● **What the exercise asks**: Keep every line where the word "color" appears; drop the rest.

Figure dataset records

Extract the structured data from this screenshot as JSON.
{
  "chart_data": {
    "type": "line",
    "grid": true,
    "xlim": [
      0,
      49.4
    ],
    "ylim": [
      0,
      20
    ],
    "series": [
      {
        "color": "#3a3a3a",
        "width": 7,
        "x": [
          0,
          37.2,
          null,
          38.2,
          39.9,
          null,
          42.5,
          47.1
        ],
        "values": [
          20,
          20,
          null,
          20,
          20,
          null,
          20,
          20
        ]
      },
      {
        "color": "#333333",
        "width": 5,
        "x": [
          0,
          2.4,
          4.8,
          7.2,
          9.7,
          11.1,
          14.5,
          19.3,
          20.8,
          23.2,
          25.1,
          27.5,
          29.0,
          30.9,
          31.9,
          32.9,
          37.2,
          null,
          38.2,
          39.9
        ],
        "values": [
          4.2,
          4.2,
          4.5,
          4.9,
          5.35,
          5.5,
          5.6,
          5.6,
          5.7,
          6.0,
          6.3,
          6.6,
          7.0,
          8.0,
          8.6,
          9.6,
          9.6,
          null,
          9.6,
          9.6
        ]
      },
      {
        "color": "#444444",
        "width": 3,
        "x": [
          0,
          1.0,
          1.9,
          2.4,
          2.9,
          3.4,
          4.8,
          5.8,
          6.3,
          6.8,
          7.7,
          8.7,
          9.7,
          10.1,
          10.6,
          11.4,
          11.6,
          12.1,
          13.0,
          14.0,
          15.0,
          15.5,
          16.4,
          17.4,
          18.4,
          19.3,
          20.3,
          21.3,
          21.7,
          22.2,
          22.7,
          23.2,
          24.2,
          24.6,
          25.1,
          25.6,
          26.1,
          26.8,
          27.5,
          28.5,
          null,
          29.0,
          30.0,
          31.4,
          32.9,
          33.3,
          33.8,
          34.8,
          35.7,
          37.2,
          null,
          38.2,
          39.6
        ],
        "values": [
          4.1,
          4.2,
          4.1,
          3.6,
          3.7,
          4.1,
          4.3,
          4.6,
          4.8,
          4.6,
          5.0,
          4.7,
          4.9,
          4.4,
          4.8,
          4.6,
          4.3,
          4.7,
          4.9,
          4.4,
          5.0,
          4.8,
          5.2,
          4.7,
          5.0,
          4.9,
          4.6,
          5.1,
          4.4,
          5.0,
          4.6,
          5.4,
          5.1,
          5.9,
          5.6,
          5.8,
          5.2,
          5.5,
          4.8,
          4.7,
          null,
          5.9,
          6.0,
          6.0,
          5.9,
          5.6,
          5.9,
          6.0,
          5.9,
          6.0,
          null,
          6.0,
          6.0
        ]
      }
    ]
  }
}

● **Correct answer**:
        "color": "#3a3a3a",
        "color": "#333333",
        "color": "#444444",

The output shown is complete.